◆ GIVEN PROBLEM 1
In the records, rewrite the stretch from "y-tick-label: 120: [59, 114, 91, 135]" through "x-tick-label: 100: [1214, 870, 1246, 891]" with "data-point" changed to "marker" and everything else left as it is. Return only those lines.

◆ SOURCE
......
Iran’s terror navy

posted at 1:30 pm on March 27, 2007 by Bryan

Today must be the day to get email from troops. Keep ‘em coming–a few words from the front lines or from troops familiar with workings on the front lines carries much more weight with me than anything emanating from the AP and other MSM outlets.

This email comes from a USN Lt who has served in the Gulf and has seen Iranian tactics and actions up close. He served aboard the USS Underwood, which patrols the North Arabian Gulf along with the HMS Cornwall. That’s the ship that the captured British sailors and Marines belong to. I think the Lt provides some useful backstory on the Iranian seizure of those 15 British troops.

I don’t think it was widely reported, but the last time The ‘Wood was in the NAG (North Arabian Gulf) (from roughly Oct ’04 until Jan ’05) the Brits had a standoff with the Iranians. It was early December ’04 if i remember correctly when for a reason we could never ascertain, something like 5 or 6 merchant vessels ran aground trying to enter the Shat’ al Arab, which is roughly the dividing line between Iranian and Iraqi waters (depending upon who you ask, as you might imagine). A British Boarding Team boarded one of the aground vessels to try to figure out why so many vessels ran aground at the same time. While in the merchant vessel, small boats from the Iranian Republican Guard Corps Navy (IRGCN) surrounded the vessel and the British small boat standing by. The picture I believe is classified, but you can imagine the reaction of the guys in the RHIB when there were two IRGCN RHIBs within 20 feet, pointing AK-47′s and an RPG at them. Needless to say the RHIB backed off and returned to the ship. The Boarding Team hunkered down and the diplomacy started. It ended with the Boarding Team getting lifted off the merchant via helicopter, a needlessly dangerous operation, because the Iranians gave them permission to do so by air but only until sunset. After that all bets would be off.
......
◆ GIVEN RECORDS
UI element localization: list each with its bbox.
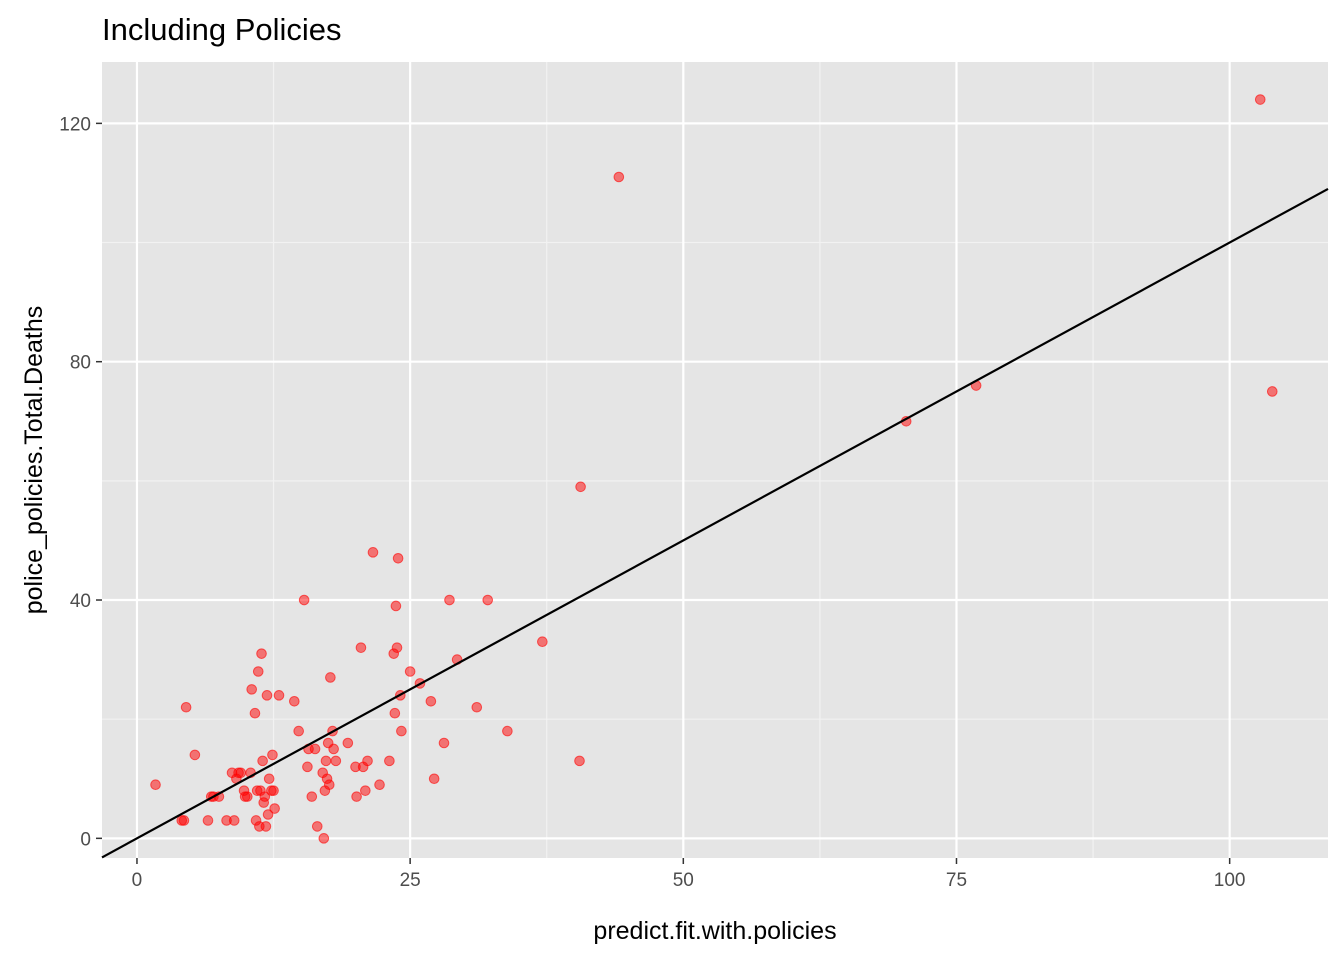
y-tick-label: 120: [59, 114, 91, 135]
reference-line-group: [101, 187, 1329, 859]
data-point: [391, 642, 403, 653]
data-point: [404, 666, 416, 677]
data-point: [360, 785, 371, 796]
data-point: [328, 743, 339, 755]
x-tick-label: 100: [1214, 870, 1246, 891]
chart-title: Including Policies: [102, 12, 342, 47]
data-point: [246, 684, 257, 695]
data-point: [325, 672, 336, 683]
data-point: [178, 815, 190, 826]
data-point: [189, 749, 201, 761]
data-point: [444, 594, 455, 606]
data-point: [318, 833, 330, 844]
data-point: [273, 690, 285, 701]
major-gridlines: [102, 62, 1328, 858]
data-point: [252, 666, 264, 677]
x-axis-title: predict.fit.with.policies: [593, 917, 836, 945]
data-point: [392, 553, 404, 564]
data-point: [262, 809, 274, 820]
data-point: [438, 737, 450, 749]
data-point: [367, 547, 379, 558]
x-tick-label: 0: [132, 870, 143, 891]
y-tick-label: 80: [70, 353, 91, 374]
data-point: [228, 815, 240, 826]
y-tick-label: 0: [80, 829, 91, 850]
y-axis: 0 40 80 120: [59, 114, 102, 850]
data-point: [268, 785, 279, 796]
data-point: [575, 481, 586, 493]
data-point: [150, 779, 161, 791]
x-tick-label: 50: [673, 870, 694, 891]
data-point: [471, 701, 483, 713]
data-point: [425, 696, 437, 707]
data-point: [320, 755, 332, 767]
y-tick-label: 40: [70, 591, 91, 612]
data-point: [306, 791, 318, 802]
data-point: [309, 743, 321, 755]
data-point: [180, 701, 192, 713]
data-point: [311, 821, 323, 832]
y-axis-title: police_policies.Total.Deaths: [20, 306, 48, 615]
data-point: [482, 594, 494, 606]
data-point: [259, 791, 271, 802]
data-point: [355, 642, 367, 653]
data-point: [389, 707, 401, 719]
plot-panel: [102, 62, 1328, 858]
data-point: [502, 725, 513, 737]
data-point: [384, 755, 395, 767]
data-point: [263, 773, 275, 785]
data-point: [1266, 386, 1278, 397]
data-point: [289, 696, 300, 707]
data-point: [574, 755, 585, 767]
reference-line: [101, 187, 1329, 859]
data-point: [260, 821, 272, 832]
data-point: [235, 767, 247, 779]
data-point: [374, 779, 385, 791]
data-point: [428, 773, 440, 785]
x-axis: 0 25 50 75 100: [132, 858, 1246, 891]
data-point: [396, 725, 407, 737]
data-point: [330, 755, 342, 767]
data-point: [323, 779, 335, 791]
x-tick-label: 25: [400, 870, 421, 891]
data-point: [202, 815, 214, 826]
data-point: [256, 648, 267, 659]
data-point: [390, 600, 402, 612]
data-point: [257, 755, 268, 767]
data-point: [261, 690, 273, 701]
data-point: [269, 803, 280, 814]
data-point: [302, 761, 313, 773]
data-point: [298, 594, 310, 606]
x-tick-label: 75: [946, 870, 967, 891]
data-point: [351, 791, 362, 802]
data-point: [267, 749, 278, 761]
data-point: [242, 791, 253, 802]
data-point: [613, 171, 625, 183]
data-point: [362, 755, 373, 767]
data-point: [249, 707, 261, 719]
data-point: [1254, 94, 1266, 105]
data-point: [537, 636, 548, 648]
data-point: [293, 725, 304, 737]
data-point: [342, 737, 354, 749]
minor-gridlines: [102, 62, 1328, 858]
......
◆ GIVEN PROBLEM 2
In the post on Iran's terror navy, how was the British Boarding Team taken off the merchant vessel?

◆ TASK RESPONSE 1
y-tick-label: 120: [59, 114, 91, 135]
reference-line-group: [101, 187, 1329, 859]
marker: [391, 642, 403, 653]
marker: [404, 666, 416, 677]
marker: [360, 785, 371, 796]
marker: [328, 743, 339, 755]
x-tick-label: 100: [1214, 870, 1246, 891]

◆ TASK RESPONSE 2
It was lifted off by helicopter.